_Goal:_ Using the entries that follow, state how many lines contain the word "name". The response is that number and nothing more.

+ + + +

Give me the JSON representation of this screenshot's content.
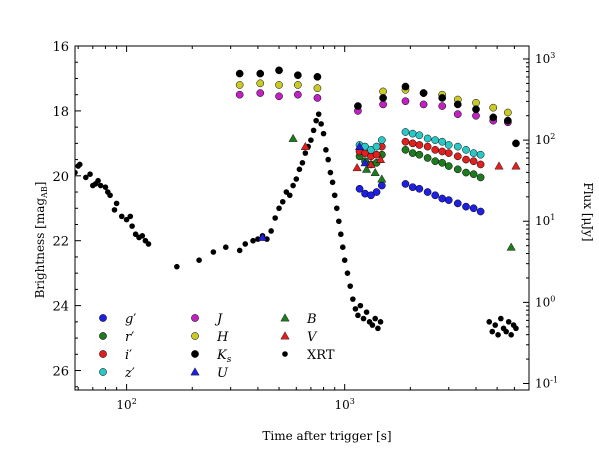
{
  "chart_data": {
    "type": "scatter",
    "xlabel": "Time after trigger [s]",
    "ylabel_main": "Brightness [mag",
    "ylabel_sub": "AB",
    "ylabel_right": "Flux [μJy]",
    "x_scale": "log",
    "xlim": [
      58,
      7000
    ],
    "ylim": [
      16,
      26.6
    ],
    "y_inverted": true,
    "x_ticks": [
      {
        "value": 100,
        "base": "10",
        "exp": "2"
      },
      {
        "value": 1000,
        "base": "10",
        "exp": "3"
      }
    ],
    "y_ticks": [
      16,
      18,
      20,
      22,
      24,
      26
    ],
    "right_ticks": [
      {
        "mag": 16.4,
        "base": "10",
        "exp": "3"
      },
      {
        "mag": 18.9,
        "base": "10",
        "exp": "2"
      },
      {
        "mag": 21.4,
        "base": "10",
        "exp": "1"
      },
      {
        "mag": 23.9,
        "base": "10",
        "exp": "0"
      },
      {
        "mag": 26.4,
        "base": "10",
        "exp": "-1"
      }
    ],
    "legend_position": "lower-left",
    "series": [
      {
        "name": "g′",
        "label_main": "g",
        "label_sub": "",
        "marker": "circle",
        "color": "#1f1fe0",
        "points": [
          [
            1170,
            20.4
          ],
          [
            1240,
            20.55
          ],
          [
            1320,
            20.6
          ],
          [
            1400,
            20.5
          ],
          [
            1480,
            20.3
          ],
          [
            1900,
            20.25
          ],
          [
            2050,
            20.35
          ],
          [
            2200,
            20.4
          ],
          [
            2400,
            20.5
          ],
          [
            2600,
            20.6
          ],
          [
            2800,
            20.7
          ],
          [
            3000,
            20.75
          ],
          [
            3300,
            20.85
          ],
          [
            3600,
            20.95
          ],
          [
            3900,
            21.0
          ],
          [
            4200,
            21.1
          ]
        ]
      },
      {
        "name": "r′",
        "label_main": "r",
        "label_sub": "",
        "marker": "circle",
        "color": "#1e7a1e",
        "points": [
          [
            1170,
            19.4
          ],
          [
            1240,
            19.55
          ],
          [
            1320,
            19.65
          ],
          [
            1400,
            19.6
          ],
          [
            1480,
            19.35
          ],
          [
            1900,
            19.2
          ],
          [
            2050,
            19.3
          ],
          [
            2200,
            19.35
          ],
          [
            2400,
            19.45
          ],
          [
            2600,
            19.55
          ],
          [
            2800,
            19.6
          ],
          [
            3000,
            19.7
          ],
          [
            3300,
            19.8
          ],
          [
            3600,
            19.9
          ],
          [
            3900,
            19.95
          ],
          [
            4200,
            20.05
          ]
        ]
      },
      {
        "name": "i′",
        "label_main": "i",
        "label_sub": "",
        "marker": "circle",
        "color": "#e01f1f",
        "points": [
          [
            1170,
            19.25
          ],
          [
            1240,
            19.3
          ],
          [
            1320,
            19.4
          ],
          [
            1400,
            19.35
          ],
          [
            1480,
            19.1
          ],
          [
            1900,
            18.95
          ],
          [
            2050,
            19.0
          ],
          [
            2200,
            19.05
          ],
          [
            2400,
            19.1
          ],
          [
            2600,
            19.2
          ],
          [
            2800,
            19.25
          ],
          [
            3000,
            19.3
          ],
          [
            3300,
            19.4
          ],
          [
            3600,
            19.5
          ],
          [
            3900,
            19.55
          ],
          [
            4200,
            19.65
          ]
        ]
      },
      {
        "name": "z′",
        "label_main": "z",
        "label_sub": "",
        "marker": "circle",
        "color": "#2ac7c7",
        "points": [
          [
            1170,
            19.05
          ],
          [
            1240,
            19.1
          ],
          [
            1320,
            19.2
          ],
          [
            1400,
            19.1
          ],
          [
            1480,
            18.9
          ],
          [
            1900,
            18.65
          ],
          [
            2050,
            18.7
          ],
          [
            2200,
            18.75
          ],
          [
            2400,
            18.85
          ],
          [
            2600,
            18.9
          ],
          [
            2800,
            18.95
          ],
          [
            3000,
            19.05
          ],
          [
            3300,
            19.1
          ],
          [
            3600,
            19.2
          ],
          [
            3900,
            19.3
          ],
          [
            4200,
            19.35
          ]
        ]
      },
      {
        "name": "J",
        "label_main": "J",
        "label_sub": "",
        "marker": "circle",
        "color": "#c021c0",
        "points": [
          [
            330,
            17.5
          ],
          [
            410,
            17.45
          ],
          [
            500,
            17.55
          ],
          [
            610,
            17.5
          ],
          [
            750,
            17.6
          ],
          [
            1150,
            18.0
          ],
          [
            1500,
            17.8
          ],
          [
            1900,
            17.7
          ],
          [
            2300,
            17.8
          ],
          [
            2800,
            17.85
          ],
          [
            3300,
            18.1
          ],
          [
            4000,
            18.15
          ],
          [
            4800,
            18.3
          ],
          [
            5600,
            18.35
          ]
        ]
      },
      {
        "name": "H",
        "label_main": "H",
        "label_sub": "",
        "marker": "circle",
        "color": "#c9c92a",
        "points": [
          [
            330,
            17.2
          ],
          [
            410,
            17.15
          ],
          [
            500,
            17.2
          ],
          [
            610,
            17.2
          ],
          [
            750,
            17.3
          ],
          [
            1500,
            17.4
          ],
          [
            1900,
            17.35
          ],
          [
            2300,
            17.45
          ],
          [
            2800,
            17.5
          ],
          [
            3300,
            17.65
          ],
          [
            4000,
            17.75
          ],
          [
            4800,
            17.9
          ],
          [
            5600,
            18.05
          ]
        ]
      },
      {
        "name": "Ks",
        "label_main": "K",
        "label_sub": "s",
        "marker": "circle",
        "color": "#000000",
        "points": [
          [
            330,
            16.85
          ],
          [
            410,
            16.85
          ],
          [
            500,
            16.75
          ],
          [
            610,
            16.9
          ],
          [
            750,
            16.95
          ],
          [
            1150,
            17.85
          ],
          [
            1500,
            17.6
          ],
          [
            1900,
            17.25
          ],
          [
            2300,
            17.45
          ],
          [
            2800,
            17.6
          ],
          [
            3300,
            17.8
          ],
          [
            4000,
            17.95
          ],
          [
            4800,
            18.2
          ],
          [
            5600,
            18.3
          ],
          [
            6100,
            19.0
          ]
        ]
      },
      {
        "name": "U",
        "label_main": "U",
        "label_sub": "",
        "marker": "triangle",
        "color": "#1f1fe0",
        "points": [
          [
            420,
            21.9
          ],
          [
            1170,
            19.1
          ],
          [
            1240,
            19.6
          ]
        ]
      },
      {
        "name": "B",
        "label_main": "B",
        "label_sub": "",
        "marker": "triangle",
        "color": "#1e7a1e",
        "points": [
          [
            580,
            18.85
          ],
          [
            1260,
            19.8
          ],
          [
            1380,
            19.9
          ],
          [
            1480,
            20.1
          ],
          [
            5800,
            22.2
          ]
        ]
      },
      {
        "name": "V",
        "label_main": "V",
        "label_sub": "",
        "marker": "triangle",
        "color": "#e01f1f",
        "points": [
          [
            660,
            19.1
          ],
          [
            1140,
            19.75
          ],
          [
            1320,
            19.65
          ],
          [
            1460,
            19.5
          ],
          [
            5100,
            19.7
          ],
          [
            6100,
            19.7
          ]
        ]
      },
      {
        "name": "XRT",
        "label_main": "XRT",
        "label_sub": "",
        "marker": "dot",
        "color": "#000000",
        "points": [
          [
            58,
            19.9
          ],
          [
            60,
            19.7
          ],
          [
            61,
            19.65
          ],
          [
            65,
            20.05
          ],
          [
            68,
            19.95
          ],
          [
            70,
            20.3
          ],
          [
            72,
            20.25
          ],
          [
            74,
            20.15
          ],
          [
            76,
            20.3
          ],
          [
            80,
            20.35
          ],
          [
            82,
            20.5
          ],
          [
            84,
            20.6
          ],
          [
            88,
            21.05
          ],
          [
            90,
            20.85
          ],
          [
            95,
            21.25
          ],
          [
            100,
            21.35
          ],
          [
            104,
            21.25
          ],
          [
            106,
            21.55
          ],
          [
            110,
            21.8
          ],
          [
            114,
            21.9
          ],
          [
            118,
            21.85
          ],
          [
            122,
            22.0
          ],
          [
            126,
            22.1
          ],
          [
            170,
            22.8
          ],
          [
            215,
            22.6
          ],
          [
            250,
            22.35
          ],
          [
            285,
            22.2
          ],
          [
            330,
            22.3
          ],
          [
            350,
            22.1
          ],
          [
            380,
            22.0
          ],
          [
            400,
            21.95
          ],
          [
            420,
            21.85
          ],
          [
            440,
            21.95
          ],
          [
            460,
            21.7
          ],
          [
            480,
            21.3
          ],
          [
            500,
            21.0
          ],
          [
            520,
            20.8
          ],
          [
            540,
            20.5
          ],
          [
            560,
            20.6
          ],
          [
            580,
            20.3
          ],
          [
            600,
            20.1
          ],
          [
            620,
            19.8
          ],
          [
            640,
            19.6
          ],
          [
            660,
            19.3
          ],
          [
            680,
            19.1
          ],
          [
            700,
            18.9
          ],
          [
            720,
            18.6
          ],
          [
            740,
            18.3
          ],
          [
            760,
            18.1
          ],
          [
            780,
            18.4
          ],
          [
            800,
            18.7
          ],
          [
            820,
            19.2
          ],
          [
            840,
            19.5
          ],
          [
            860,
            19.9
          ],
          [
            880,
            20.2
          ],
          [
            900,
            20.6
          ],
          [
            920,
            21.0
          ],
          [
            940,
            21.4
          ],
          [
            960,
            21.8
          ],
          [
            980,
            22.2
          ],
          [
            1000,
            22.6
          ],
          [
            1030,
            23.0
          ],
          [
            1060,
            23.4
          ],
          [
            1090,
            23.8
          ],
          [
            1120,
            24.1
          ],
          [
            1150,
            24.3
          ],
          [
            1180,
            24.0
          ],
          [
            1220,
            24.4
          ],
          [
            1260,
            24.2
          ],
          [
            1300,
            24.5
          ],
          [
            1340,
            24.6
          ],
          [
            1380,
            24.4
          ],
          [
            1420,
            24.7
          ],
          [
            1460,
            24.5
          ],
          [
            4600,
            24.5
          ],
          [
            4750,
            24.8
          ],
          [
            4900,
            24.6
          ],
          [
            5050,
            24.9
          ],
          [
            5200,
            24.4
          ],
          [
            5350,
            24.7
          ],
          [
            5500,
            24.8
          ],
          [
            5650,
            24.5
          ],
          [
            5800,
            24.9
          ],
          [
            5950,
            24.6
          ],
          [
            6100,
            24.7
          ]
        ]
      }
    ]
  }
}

+ + + +

_Result for this task:_ 11